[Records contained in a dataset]
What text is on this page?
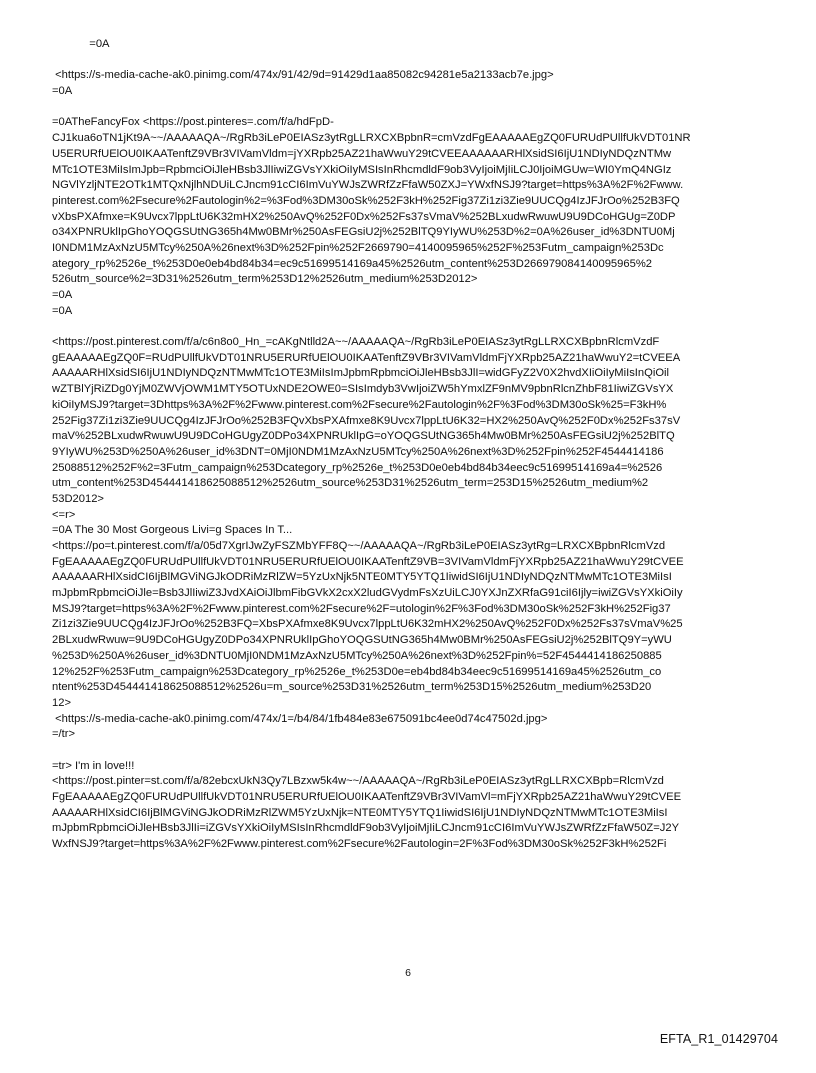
=0A
<https://s-media-cache-ak0.pinimg.com/474x/91/42/9d=91429d1aa85082c94281e5a2133acb7e.jpg>
=0A
=0ATheFancyFox <https://post.pinteres=.com/f/a/hdFpD-
CJ1kua6oTN1jKt9A~~/AAAAAQA~/RgRb3iLeP0EIASz3ytRgLLRXCXBpbnR=cmVzdFgEAAAAAEgZQ0FURUdPUllfUkVDT01NR
U5ERURfUElOU0IKAATenftZ9VBr3VIVamVldm=jYXRpb25AZ21haWwuY29tCVEEAAAAAARHlXsidSI6IjU1NDIyNDQzNTMw
MTc1OTE3MiIsImJpb=RpbmciOiJleHBsb3JlIiwiZGVsYXkiOiIyMSIsInRhcmdldF9ob3VyIjoiMjIiLCJ0IjoiMGUw=WI0YmQ4NGIz
NGVlYzljNTE2OTk1MTQxNjlhNDUiLCJncm91cCI6ImVuYWJsZWRfZzFfaW50ZXJ=YWxfNSJ9?target=https%3A%2F%2Fwww.
pinterest.com%2Fsecure%2Fautologin%2=%3Fod%3DM30oSk%252F3kH%252Fig37Zi1zi3Zie9UUCQg4IzJFJrOo%252B3FQ
vXbsPXAfmxe=K9Uvcx7lppLtU6K32mHX2%250AvQ%252F0Dx%252Fs37sVmaV%252BLxudwRwuwU9U9DCoHGUg=Z0DP
o34XPNRUklIpGhoYOQGSUtNG365h4Mw0BMr%250AsFEGsiU2j%252BlTQ9YIyWU%253D%2=0A%26user_id%3DNTU0Mj
I0NDM1MzAxNzU5MTcy%250A%26next%3D%252Fpin%252F2669790=4140095965%252F%253Futm_campaign%253Dc
ategory_rp%2526e_t%253D0e0eb4bd84b34=ec9c51699514169a45%2526utm_content%253D266979084140095965%2
526utm_source%2=3D31%2526utm_term%253D12%2526utm_medium%253D2012>
=0A
=0A
<https://post.pinterest.com/f/a/c6n8o0_Hn_=cAKgNtlld2A~~/AAAAAQA~/RgRb3iLeP0EIASz3ytRgLLRXCXBpbnRlcmVzdF
gEAAAAAEgZQ0F=RUdPUllfUkVDT01NRU5ERURfUElOU0IKAATenftZ9VBr3VIVamVldmFjYXRpb25AZ21haWwuY2=tCVEEA
AAAAARHlXsidSI6IjU1NDIyNDQzNTMwMTc1OTE3MiIsImJpbmRpbmciOiJleHBsb3JlI=widGFyZ2V0X2hvdXIiOiIyMiIsInQiOil
wZTBlYjRiZDg0YjM0ZWVjOWM1MTY5OTUxNDE2OWE0=SIsImdyb3VwIjoiZW5hYmxlZF9nMV9pbnRlcnZhbF81IiwiZGVsYX
kiOiIyMSJ9?target=3Dhttps%3A%2F%2Fwww.pinterest.com%2Fsecure%2Fautologin%2F%3Fod%3DM30oSk%25=F3kH%
252Fig37Zi1zi3Zie9UUCQg4IzJFJrOo%252B3FQvXbsPXAfmxe8K9Uvcx7lppLtU6K32=HX2%250AvQ%252F0Dx%252Fs37sV
maV%252BLxudwRwuwU9U9DCoHGUgyZ0DPo34XPNRUklIpG=oYOQGSUtNG365h4Mw0BMr%250AsFEGsiU2j%252BlTQ
9YIyWU%253D%250A%26user_id%3DNT=0MjI0NDM1MzAxNzU5MTcy%250A%26next%3D%252Fpin%252F4544414186
25088512%252F%2=3Futm_campaign%253Dcategory_rp%2526e_t%253D0e0eb4bd84b34eec9c51699514169a4=%2526
utm_content%253D454441418625088512%2526utm_source%253D31%2526utm_term=253D15%2526utm_medium%2
53D2012>
<=r>
=0A The 30 Most Gorgeous Livi=g Spaces In T...
<https://po=t.pinterest.com/f/a/05d7XgrIJwZyFSZMbYFF8Q~~/AAAAAQA~/RgRb3iLeP0EIASz3ytRg=LRXCXBpbnRlcmVzd
FgEAAAAAEgZQ0FURUdPUllfUkVDT01NRU5ERURfUElOU0IKAATenftZ9VB=3VIVamVldmFjYXRpb25AZ21haWwuY29tCVEE
AAAAAARHlXsidCI6IjBlMGViNGJkODRiMzRlZW=5YzUxNjk5NTE0MTY5YTQ1IiwidSI6IjU1NDIyNDQzNTMwMTc1OTE3MiIsI
mJpbmRpbmciOiJle=Bsb3JlIiwiZ3JvdXAiOiJlbmFibGVkX2cxX2ludGVydmFsXzUiLCJ0YXJnZXRfaG91ciI6Ijly=iwiZGVsYXkiOiIy
MSJ9?target=https%3A%2F%2Fwww.pinterest.com%2Fsecure%2F=utologin%2F%3Fod%3DM30oSk%252F3kH%252Fig37
Zi1zi3Zie9UUCQg4IzJFJrOo%252B3FQ=XbsPXAfmxe8K9Uvcx7lppLtU6K32mHX2%250AvQ%252F0Dx%252Fs37sVmaV%25
2BLxudwRwuw=9U9DCoHGUgyZ0DPo34XPNRUklIpGhoYOQGSUtNG365h4Mw0BMr%250AsFEGsiU2j%252BlTQ9Y=yWU
%253D%250A%26user_id%3DNTU0MjI0NDM1MzAxNzU5MTcy%250A%26next%3D%252Fpin%=52F4544414186250885
12%252F%253Futm_campaign%253Dcategory_rp%2526e_t%253D0e=eb4bd84b34eec9c51699514169a45%2526utm_co
ntent%253D454441418625088512%2526u=m_source%253D31%2526utm_term%253D15%2526utm_medium%253D20
12>
<https://s-media-cache-ak0.pinimg.com/474x/1=/b4/84/1fb484e83e675091bc4ee0d74c47502d.jpg>
=/tr>
=tr> I'm in love!!!
<https://post.pinter=st.com/f/a/82ebcxUkN3Qy7LBzxw5k4w~~/AAAAAQA~/RgRb3iLeP0EIASz3ytRgLLRXCXBpb=RlcmVzd
FgEAAAAAEgZQ0FURUdPUllfUkVDT01NRU5ERURfUElOU0IKAATenftZ9VBr3VIVamVl=mFjYXRpb25AZ21haWwuY29tCVEE
AAAAARHlXsidCI6IjBlMGViNGJkODRiMzRlZWM5YzUxNjk=NTE0MTY5YTQ1IiwidSI6IjU1NDIyNDQzNTMwMTc1OTE3MiIsI
mJpbmRpbmciOiJleHBsb3JlIi=iZGVsYXkiOiIyMSIsInRhcmdldF9ob3VyIjoiMjIiLCJncm91cCI6ImVuYWJsZWRfZzFfaW50Z=J2Y
WxfNSJ9?target=https%3A%2F%2Fwww.pinterest.com%2Fsecure%2Fautologin=2F%3Fod%3DM30oSk%252F3kH%252Fi
6
EFTA_R1_01429704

» WHAT TO WORK ON: Report how many lines of the records above contain the word "AAAAAQA", giving only the number.

» THE REPLY: 4